* _TASK INSTRUCTIONS_
Locate the lines that hold the string "month". Copy every such line.

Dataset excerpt

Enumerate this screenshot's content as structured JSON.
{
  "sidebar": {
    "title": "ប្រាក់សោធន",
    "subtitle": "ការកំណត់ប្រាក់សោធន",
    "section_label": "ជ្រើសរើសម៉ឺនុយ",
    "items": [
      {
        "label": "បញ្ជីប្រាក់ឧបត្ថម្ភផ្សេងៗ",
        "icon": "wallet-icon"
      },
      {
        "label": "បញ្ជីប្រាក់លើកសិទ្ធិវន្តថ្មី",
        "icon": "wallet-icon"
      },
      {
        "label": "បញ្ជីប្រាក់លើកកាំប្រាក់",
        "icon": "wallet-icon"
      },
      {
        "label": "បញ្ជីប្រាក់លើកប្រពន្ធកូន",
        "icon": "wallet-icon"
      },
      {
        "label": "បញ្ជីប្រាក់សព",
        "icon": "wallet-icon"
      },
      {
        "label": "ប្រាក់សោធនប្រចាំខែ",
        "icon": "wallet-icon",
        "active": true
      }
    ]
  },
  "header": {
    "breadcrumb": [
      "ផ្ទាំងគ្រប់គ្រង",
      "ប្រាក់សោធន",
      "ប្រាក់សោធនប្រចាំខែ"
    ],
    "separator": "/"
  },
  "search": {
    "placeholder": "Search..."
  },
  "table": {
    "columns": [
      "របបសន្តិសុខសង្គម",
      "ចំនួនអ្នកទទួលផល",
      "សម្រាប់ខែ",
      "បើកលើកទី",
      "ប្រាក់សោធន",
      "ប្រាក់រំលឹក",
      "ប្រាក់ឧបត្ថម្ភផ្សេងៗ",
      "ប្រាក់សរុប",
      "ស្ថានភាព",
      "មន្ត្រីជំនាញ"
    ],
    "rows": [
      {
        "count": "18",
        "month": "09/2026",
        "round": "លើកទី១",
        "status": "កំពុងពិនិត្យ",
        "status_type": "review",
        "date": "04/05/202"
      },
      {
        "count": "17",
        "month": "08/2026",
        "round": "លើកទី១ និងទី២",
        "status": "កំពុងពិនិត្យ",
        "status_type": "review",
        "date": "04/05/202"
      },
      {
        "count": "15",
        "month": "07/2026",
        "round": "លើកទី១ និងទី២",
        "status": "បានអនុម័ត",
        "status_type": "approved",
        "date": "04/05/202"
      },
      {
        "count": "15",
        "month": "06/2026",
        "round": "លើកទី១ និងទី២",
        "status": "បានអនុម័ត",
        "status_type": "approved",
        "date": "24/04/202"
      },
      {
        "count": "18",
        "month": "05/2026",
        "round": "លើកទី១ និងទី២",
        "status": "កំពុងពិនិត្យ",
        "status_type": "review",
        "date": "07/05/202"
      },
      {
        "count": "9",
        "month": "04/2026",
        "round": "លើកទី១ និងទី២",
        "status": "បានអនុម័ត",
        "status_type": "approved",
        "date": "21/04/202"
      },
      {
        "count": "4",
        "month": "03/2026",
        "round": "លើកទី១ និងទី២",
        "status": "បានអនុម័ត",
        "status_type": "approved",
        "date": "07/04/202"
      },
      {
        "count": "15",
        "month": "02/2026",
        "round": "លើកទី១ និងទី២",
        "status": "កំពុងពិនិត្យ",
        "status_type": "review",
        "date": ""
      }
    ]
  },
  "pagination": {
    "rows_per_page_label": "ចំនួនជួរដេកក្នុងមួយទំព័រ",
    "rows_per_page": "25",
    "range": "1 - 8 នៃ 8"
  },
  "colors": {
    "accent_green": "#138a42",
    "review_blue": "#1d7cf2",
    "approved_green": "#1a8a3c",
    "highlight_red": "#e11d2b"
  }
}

* _FINISHED EXERCISE_
        "month": "09/2026",
        "month": "08/2026",
        "month": "07/2026",
        "month": "06/2026",
        "month": "05/2026",
        "month": "04/2026",
        "month": "03/2026",
        "month": "02/2026",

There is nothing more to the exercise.